STATED TASK:
Copy verbatim the lines in the records below, from the line containing "music-note-icon [48,68,75,101]" up to and including the line containing "next-track-icon [259,155,278,165]".

— START OF DATA LINES —

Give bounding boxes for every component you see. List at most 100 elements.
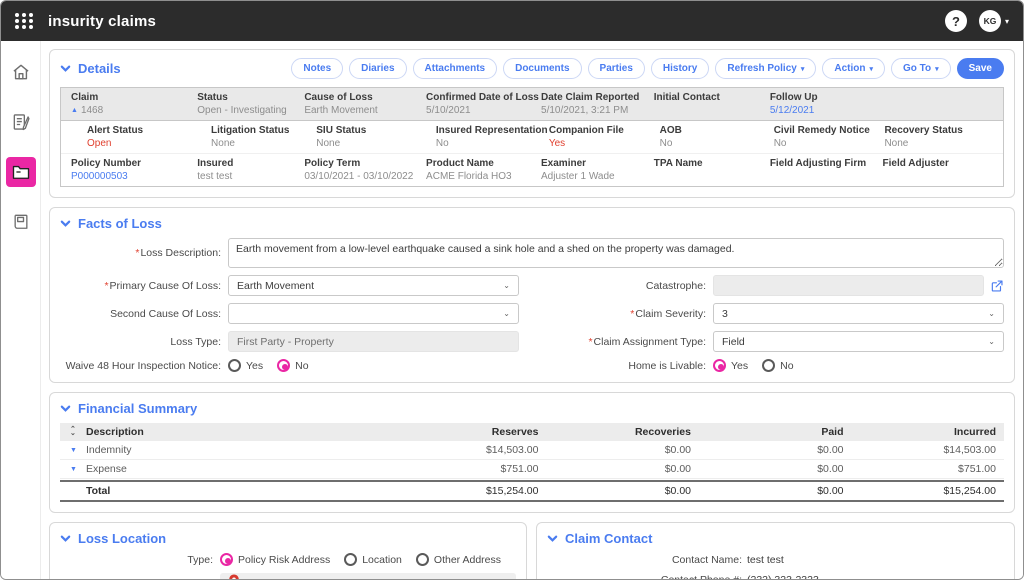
radio-icon-selected[interactable]: [713, 359, 726, 372]
facts-title: Facts of Loss: [78, 216, 162, 231]
go-to-button[interactable]: Go To▾: [891, 58, 951, 79]
companion-file-value: Yes: [549, 138, 660, 149]
sidebar-item-policy-book[interactable]: [6, 207, 36, 237]
loss-description-label: Loss Description:: [60, 247, 228, 259]
type-location[interactable]: Location: [344, 553, 402, 566]
loss-description-input[interactable]: Earth movement from a low-level earthqua…: [228, 238, 1004, 268]
diaries-button[interactable]: Diaries: [349, 58, 406, 79]
field-label: Follow Up: [770, 92, 883, 103]
refresh-policy-button[interactable]: Refresh Policy▾: [715, 58, 816, 79]
field-label: Date Claim Reported: [541, 92, 654, 103]
financial-row-expense: ▼ Expense $751.00 $0.00 $0.00 $751.00: [60, 460, 1004, 479]
waive-notice-label: Waive 48 Hour Inspection Notice:: [60, 360, 228, 372]
details-collapse-icon[interactable]: [60, 63, 71, 74]
field-label: Companion File: [549, 125, 660, 136]
field-label: TPA Name: [654, 158, 770, 169]
claim-contact-title: Claim Contact: [565, 531, 652, 546]
type-other-address[interactable]: Other Address: [416, 553, 501, 566]
follow-up-link[interactable]: 5/12/2021: [770, 105, 883, 116]
app-grid-icon[interactable]: [15, 13, 34, 29]
home-livable-radios: Yes No: [713, 359, 794, 372]
catastrophe-label: Catastrophe:: [545, 280, 713, 292]
home-livable-label: Home is Livable:: [545, 360, 713, 372]
loss-location-collapse-icon[interactable]: [60, 533, 71, 544]
cell-paid: $0.00: [691, 444, 844, 456]
claim-contact-collapse-icon[interactable]: [547, 533, 558, 544]
attachments-button[interactable]: Attachments: [413, 58, 498, 79]
radio-label: Policy Risk Address: [238, 554, 330, 566]
loss-type-label: Loss Type:: [60, 336, 228, 348]
home-livable-no[interactable]: No: [762, 359, 793, 372]
financial-collapse-icon[interactable]: [60, 403, 71, 414]
sort-icon[interactable]: ⌃⌄: [64, 428, 86, 436]
radio-label: Other Address: [434, 554, 501, 566]
row-description: Expense: [86, 463, 386, 475]
claim-assignment-select[interactable]: Field⌄: [713, 331, 1004, 352]
cell-incurred: $751.00: [844, 463, 997, 475]
expand-row-icon[interactable]: ▼: [64, 466, 86, 473]
alert-status-value: Open: [87, 138, 211, 149]
documents-button[interactable]: Documents: [503, 58, 581, 79]
policy-number-link[interactable]: P000000503: [71, 171, 197, 182]
claim-severity-value: 3: [722, 308, 728, 320]
field-label: SIU Status: [316, 125, 436, 136]
radio-icon-selected[interactable]: [277, 359, 290, 372]
radio-icon[interactable]: [228, 359, 241, 372]
details-grid: Claim▲1468 StatusOpen - Investigating Ca…: [60, 87, 1004, 187]
radio-icon[interactable]: [344, 553, 357, 566]
chevron-down-icon: ▾: [1005, 17, 1009, 26]
history-button[interactable]: History: [651, 58, 709, 79]
column-description[interactable]: Description: [86, 426, 386, 438]
sort-up-icon[interactable]: ▲: [71, 107, 78, 114]
total-incurred: $15,254.00: [844, 485, 997, 497]
loss-address-link[interactable]: 2202 SW 112th St, Gainesville, FL 32607-…: [246, 578, 464, 579]
open-catastrophe-icon[interactable]: [990, 279, 1004, 293]
loss-address-label: Loss Address:: [60, 578, 220, 579]
financial-total-row: Total $15,254.00 $0.00 $0.00 $15,254.00: [60, 480, 1004, 502]
type-policy-risk-address[interactable]: Policy Risk Address: [220, 553, 330, 566]
waive-notice-yes[interactable]: Yes: [228, 359, 263, 372]
help-button[interactable]: ?: [945, 10, 967, 32]
avatar[interactable]: KG: [979, 10, 1001, 32]
facts-collapse-icon[interactable]: [60, 218, 71, 229]
save-button[interactable]: Save: [957, 58, 1004, 79]
radio-icon[interactable]: [416, 553, 429, 566]
loss-type-field: First Party - Property: [228, 331, 519, 352]
column-incurred[interactable]: Incurred: [844, 426, 997, 438]
cell-recoveries: $0.00: [539, 444, 692, 456]
field-label: Confirmed Date of Loss: [426, 92, 541, 103]
sidebar-item-home[interactable]: [6, 57, 36, 87]
field-value: ACME Florida HO3: [426, 171, 541, 182]
topbar: insurity claims ? KG ▾: [1, 1, 1023, 41]
primary-cause-select[interactable]: Earth Movement⌄: [228, 275, 519, 296]
field-label: Status: [197, 92, 304, 103]
sidebar-item-claim-folder[interactable]: [6, 157, 36, 187]
facts-of-loss-section: Facts of Loss Loss Description: Earth mo…: [49, 207, 1015, 383]
loss-location-title: Loss Location: [78, 531, 166, 546]
radio-label: Location: [362, 554, 402, 566]
second-cause-select[interactable]: ⌄: [228, 303, 519, 324]
radio-icon-selected[interactable]: [220, 553, 233, 566]
sidebar-item-claims-documents[interactable]: [6, 107, 36, 137]
field-label: Recovery Status: [884, 125, 993, 136]
user-menu[interactable]: KG ▾: [979, 10, 1009, 32]
radio-icon[interactable]: [762, 359, 775, 372]
claim-assignment-value: Field: [722, 336, 745, 348]
field-label: Litigation Status: [211, 125, 316, 136]
waive-notice-no[interactable]: No: [277, 359, 308, 372]
expand-row-icon[interactable]: ▼: [64, 447, 86, 454]
field-value: No: [774, 138, 885, 149]
parties-button[interactable]: Parties: [588, 58, 645, 79]
notes-button[interactable]: Notes: [291, 58, 343, 79]
column-recoveries[interactable]: Recoveries: [539, 426, 692, 438]
chevron-down-icon: ▾: [869, 65, 873, 73]
action-label: Action: [834, 63, 865, 74]
column-reserves[interactable]: Reserves: [386, 426, 539, 438]
column-paid[interactable]: Paid: [691, 426, 844, 438]
claim-severity-select[interactable]: 3⌄: [713, 303, 1004, 324]
home-livable-yes[interactable]: Yes: [713, 359, 748, 372]
field-label: Examiner: [541, 158, 654, 169]
action-button[interactable]: Action ▾: [822, 58, 885, 79]
field-label: Insured: [197, 158, 304, 169]
primary-cause-label: Primary Cause Of Loss:: [60, 280, 228, 292]
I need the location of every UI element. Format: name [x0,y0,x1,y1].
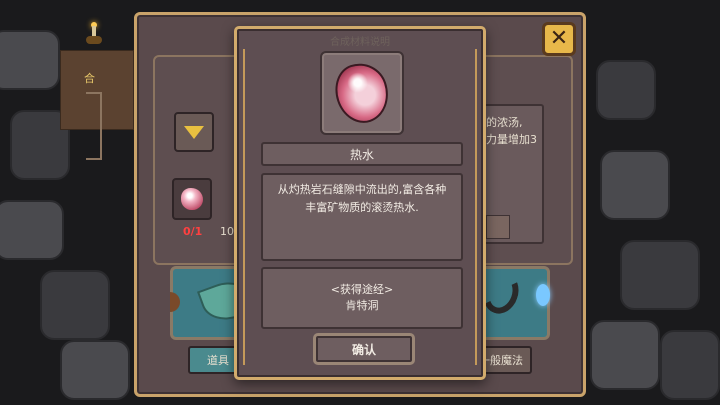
item-source: <获得途经> 肯特洞 [261,267,463,329]
result-button[interactable] [486,215,510,239]
synthesis-label: 合 [84,72,95,85]
dialog-header: 合成材料说明 [330,37,390,48]
rock [620,240,700,310]
rock [596,60,656,120]
rock [590,320,660,390]
recipe-dropdown-button[interactable] [174,112,214,152]
border-decoration [475,49,477,365]
result-description: 的浓汤, 力量增加3 [486,114,537,148]
recipe-bracket [86,92,102,160]
item-description: 从灼热岩石缝隙中流出的,富含各种丰富矿物质的滚烫热水. [261,173,463,261]
item-name: 热水 [261,142,463,166]
ingredient-count: 0/1 [183,225,203,238]
border-decoration [243,49,245,365]
ingredient-count-2: 10 [220,225,234,238]
item-icon-frame [320,51,404,135]
pink-stone-icon [181,188,203,210]
rock [60,340,130,400]
rock [660,330,720,400]
result-description-line: 的浓汤, [486,116,523,129]
rock [600,150,670,220]
pink-stone-icon [328,56,396,130]
rock [40,270,110,340]
item-detail-dialog: 合成材料说明 热水 从灼热岩石缝隙中流出的,富含各种丰富矿物质的滚烫热水. <获… [234,26,486,380]
source-location: 肯特洞 [345,299,379,312]
blue-gem-icon[interactable] [536,284,550,306]
candle-icon [86,22,102,44]
ingredient-slot-2[interactable] [214,178,236,220]
result-description-line: 力量增加3 [486,133,537,146]
triangle-down-icon [184,125,204,139]
close-button[interactable]: ✕ [542,22,576,56]
source-heading: <获得途经> [330,283,394,296]
close-icon: ✕ [549,26,569,51]
confirm-button[interactable]: 确认 [313,333,415,365]
rock [0,30,60,90]
rock [0,200,64,260]
ingredient-slot[interactable] [172,178,212,220]
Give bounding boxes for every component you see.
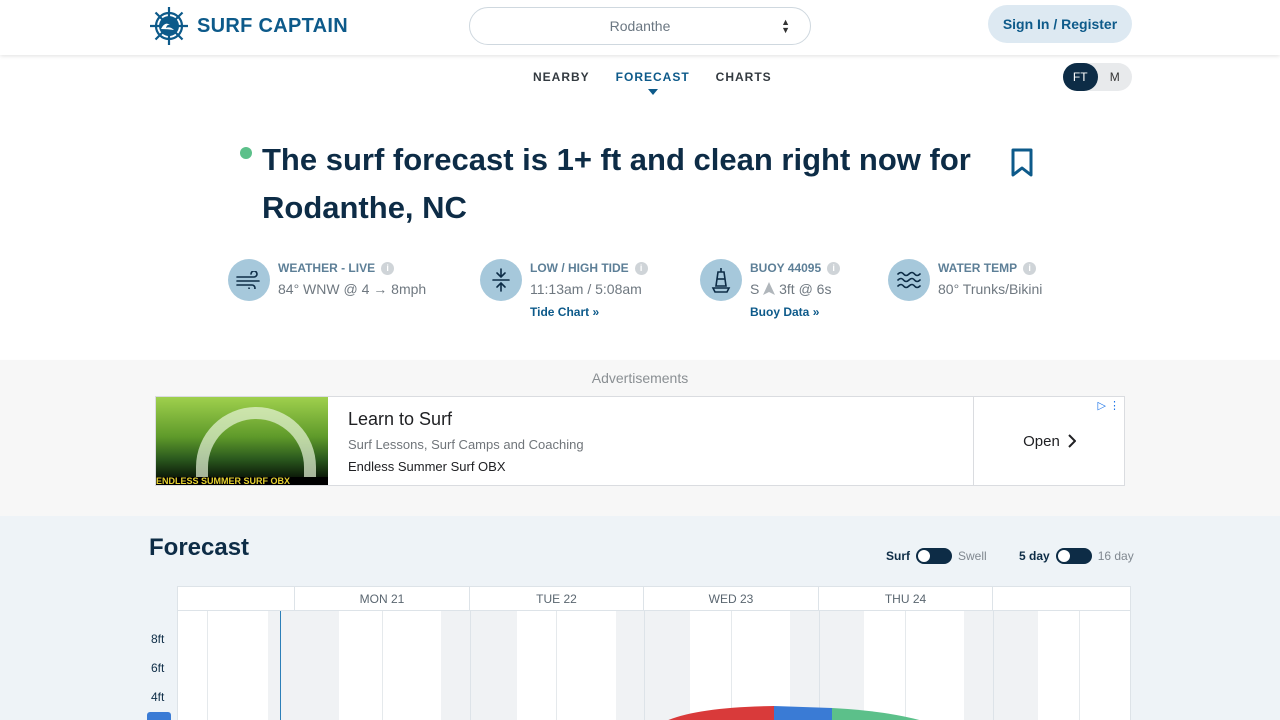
ad-advertiser: Endless Summer Surf OBX [348,459,506,474]
buoy-icon [700,259,742,301]
ad-banner[interactable]: ENDLESS SUMMER SURF OBX Learn to Surf Su… [155,396,1125,486]
condition-label: BUOY 44095 i [750,261,841,275]
nav-charts[interactable]: CHARTS [716,70,772,84]
wave-graphic [196,407,316,485]
condition-label: WEATHER - LIVE i [278,261,426,275]
day-header: WED 23 [644,587,819,611]
forecast-section: Forecast Surf Swell 5 day 16 day MON 21 … [0,516,1280,720]
day-header: THU 24 [819,587,993,611]
surf-swell-switch[interactable] [916,548,952,564]
forecast-chart: MON 21 TUE 22 WED 23 THU 24 [177,586,1131,720]
ad-image[interactable]: ENDLESS SUMMER SURF OBX [156,397,328,485]
spot-select-value: Rodanthe [609,18,671,34]
nav-forecast[interactable]: FORECAST [616,70,690,95]
toggle-swell-label: Swell [958,549,987,563]
sign-in-button[interactable]: Sign In / Register [988,5,1132,43]
double-chevron-icon: » [592,305,600,319]
tide-chart-link[interactable]: Tide Chart » [530,305,648,319]
day-range-switch[interactable] [1055,548,1092,564]
unit-toggle: FT M [1063,63,1132,91]
y-axis-label: 8ft [151,632,165,646]
chevron-right-icon [1068,434,1076,448]
condition-label: LOW / HIGH TIDE i [530,261,648,275]
brand-name: SURF CAPTAIN [197,14,349,37]
condition-label: WATER TEMP i [938,261,1042,275]
header: SURF CAPTAIN Rodanthe ▲ ▼ Sign In / Regis… [0,0,1280,55]
wind-icon [228,259,270,301]
toggle-16day-label: 16 day [1097,549,1134,563]
waves-icon [888,259,930,301]
ads-label: Advertisements [591,370,689,386]
logo[interactable]: SURF CAPTAIN [148,5,348,47]
info-icon[interactable]: i [381,261,395,275]
condition-tide: LOW / HIGH TIDE i 11:13am / 5:08am Tide C… [480,259,648,319]
day-header: MON 21 [295,587,470,611]
adchoices-icon[interactable]: ▷ ⋮ [1097,399,1120,412]
info-icon[interactable]: i [827,261,841,275]
weather-value: 84° WNW @ 4 → 8mph [278,281,427,297]
y-axis-label: 4ft [151,690,165,704]
direction-arrow-icon [763,282,776,295]
surf-height-area [668,706,920,720]
unit-m-button[interactable]: M [1098,63,1133,91]
day-header-blank [993,587,1130,611]
surf-area-fair [774,706,832,720]
sub-nav: NEARBY FORECAST CHARTS [533,70,772,95]
nav-nearby[interactable]: NEARBY [533,70,590,84]
day-range-toggle[interactable]: 5 day 16 day [1019,548,1134,564]
toggle-surf-label: Surf [886,549,910,563]
condition-water-temp: WATER TEMP i 80° Trunks/Bikini [888,259,1042,301]
y-axis-label: 6ft [151,661,165,675]
tide-value: 11:13am / 5:08am [530,281,642,297]
unit-ft-button[interactable]: FT [1063,63,1098,91]
current-height-marker [147,712,171,720]
page-title: The surf forecast is 1+ ft and clean rig… [262,142,971,225]
condition-buoy: BUOY 44095 i S 3ft @ 6s Buoy Data » [700,259,841,319]
buoy-value: S 3ft @ 6s [750,281,832,297]
info-icon[interactable]: i [634,261,648,275]
ad-image-caption: ENDLESS SUMMER SURF OBX [156,477,328,485]
condition-weather: WEATHER - LIVE i 84° WNW @ 4 → 8mph [228,259,426,301]
surf-area-good [832,708,920,720]
buoy-data-link[interactable]: Buoy Data » [750,305,840,319]
tide-icon [480,259,522,301]
spot-select[interactable]: Rodanthe ▲ ▼ [469,7,811,45]
forecast-title: Forecast [149,534,250,561]
double-chevron-icon: » [812,305,820,319]
bookmark-icon[interactable] [1010,148,1034,178]
surf-area-poor [668,706,774,720]
day-header: TUE 22 [470,587,644,611]
toggle-5day-label: 5 day [1019,549,1050,563]
day-header-blank [178,587,295,611]
ship-wheel-icon [150,7,188,45]
info-icon[interactable]: i [1023,261,1037,275]
live-indicator [240,147,252,159]
surf-swell-toggle[interactable]: Surf Swell [886,548,987,564]
water-temp-value: 80° Trunks/Bikini [938,281,1043,297]
ad-title[interactable]: Learn to Surf [348,409,452,430]
select-arrows-icon: ▲ ▼ [781,17,790,35]
ad-subtitle: Surf Lessons, Surf Camps and Coaching [348,437,584,452]
ads-section: Advertisements ENDLESS SUMMER SURF OBX L… [0,360,1280,516]
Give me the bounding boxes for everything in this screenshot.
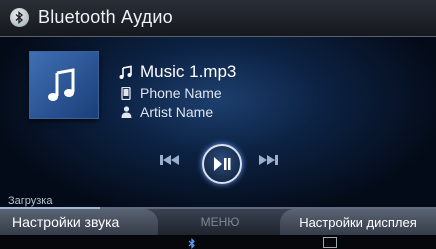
music-note-icon [48,68,75,101]
device-row: Phone Name [118,85,222,101]
track-title: Music 1.mp3 [140,62,237,81]
bluetooth-audio-screen: Bluetooth Аудио Music 1.mp3 Phone Name A… [0,0,436,249]
phone-icon [118,86,134,100]
track-title-row: Music 1.mp3 [118,62,236,82]
artist-row: Artist Name [118,104,213,120]
next-track-button[interactable] [257,153,279,172]
bluetooth-icon [10,8,29,27]
sound-settings-button[interactable]: Настройки звука [0,209,158,235]
previous-track-icon [160,155,179,165]
title-bar: Bluetooth Аудио [0,0,436,37]
previous-track-button[interactable] [159,153,181,172]
album-art [30,52,98,118]
next-track-icon [259,155,278,165]
bottom-bar: Настройки звука МЕНЮ Настройки дисплея [0,209,436,235]
play-pause-icon [214,157,231,171]
music-note-icon [118,65,134,79]
signal-badge-icon [323,237,337,248]
device-name: Phone Name [140,85,222,101]
menu-button[interactable]: МЕНЮ [190,209,250,235]
loading-label: Загрузка [8,195,53,207]
person-icon [118,106,134,118]
bluetooth-status-icon [188,236,196,249]
display-settings-button[interactable]: Настройки дисплея [280,209,436,235]
artist-name: Artist Name [140,104,214,120]
status-bar [0,235,436,249]
page-title: Bluetooth Аудио [38,7,173,27]
play-pause-button[interactable] [202,144,242,184]
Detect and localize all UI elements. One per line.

— END OF DATA LINES —

IN RESPONSE:
music-note-icon [48,68,75,101]
device-row: Phone Name [118,85,222,101]
track-title: Music 1.mp3 [140,62,237,81]
bluetooth-audio-screen: Bluetooth Аудио Music 1.mp3 Phone Name A… [0,0,436,249]
phone-icon [118,86,134,100]
track-title-row: Music 1.mp3 [118,62,236,82]
artist-row: Artist Name [118,104,213,120]
next-track-button[interactable] [257,153,279,172]
bluetooth-icon [10,8,29,27]
sound-settings-button[interactable]: Настройки звука [0,209,158,235]
previous-track-icon [160,155,179,165]
title-bar: Bluetooth Аудио [0,0,436,37]
previous-track-button[interactable] [159,153,181,172]
album-art [30,52,98,118]
next-track-icon [259,155,278,165]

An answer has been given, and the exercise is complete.